* [Written task]:
Go through the material and pull out every line with the string "text" in it.

* [Provided information]:
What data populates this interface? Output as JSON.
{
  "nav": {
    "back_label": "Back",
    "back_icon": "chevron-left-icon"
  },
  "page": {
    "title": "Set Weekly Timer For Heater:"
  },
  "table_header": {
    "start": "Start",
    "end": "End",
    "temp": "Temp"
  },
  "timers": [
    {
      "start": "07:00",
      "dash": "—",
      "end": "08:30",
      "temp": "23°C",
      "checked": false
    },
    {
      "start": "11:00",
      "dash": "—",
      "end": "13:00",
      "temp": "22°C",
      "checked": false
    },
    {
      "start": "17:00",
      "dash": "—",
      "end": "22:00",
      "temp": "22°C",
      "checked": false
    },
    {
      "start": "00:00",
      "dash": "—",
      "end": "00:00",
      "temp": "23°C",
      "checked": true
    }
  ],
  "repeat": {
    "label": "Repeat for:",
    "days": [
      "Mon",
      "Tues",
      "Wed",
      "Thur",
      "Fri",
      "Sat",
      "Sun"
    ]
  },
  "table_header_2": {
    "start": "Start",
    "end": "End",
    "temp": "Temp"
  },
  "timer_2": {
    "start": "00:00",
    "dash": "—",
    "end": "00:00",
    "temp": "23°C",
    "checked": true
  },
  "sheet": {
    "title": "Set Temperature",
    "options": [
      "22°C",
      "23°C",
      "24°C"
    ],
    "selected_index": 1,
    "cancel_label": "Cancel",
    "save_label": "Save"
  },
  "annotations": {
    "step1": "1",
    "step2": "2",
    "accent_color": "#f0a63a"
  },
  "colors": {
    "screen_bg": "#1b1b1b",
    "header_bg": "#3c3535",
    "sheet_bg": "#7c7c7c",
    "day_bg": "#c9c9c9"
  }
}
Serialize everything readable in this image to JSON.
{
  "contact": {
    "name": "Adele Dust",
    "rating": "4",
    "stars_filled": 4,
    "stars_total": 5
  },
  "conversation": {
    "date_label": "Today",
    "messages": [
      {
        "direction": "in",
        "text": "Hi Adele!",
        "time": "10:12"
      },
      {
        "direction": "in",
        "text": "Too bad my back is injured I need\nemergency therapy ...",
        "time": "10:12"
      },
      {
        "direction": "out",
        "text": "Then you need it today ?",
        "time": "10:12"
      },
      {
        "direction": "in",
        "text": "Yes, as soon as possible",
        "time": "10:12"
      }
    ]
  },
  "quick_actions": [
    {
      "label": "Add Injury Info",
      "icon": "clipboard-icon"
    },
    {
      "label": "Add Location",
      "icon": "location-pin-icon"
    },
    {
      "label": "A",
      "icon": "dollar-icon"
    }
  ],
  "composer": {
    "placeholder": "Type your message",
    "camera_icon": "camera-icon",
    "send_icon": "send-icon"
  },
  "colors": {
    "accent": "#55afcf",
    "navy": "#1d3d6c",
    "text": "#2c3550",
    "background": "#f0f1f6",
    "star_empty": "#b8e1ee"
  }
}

* [Output of the task]:
        "text": "Hi Adele!",
        "text": "Too bad my back is injured I need\nemergency therapy ...",
        "text": "Then you need it today ?",
        "text": "Yes, as soon as possible",
    "text": "#2c3550",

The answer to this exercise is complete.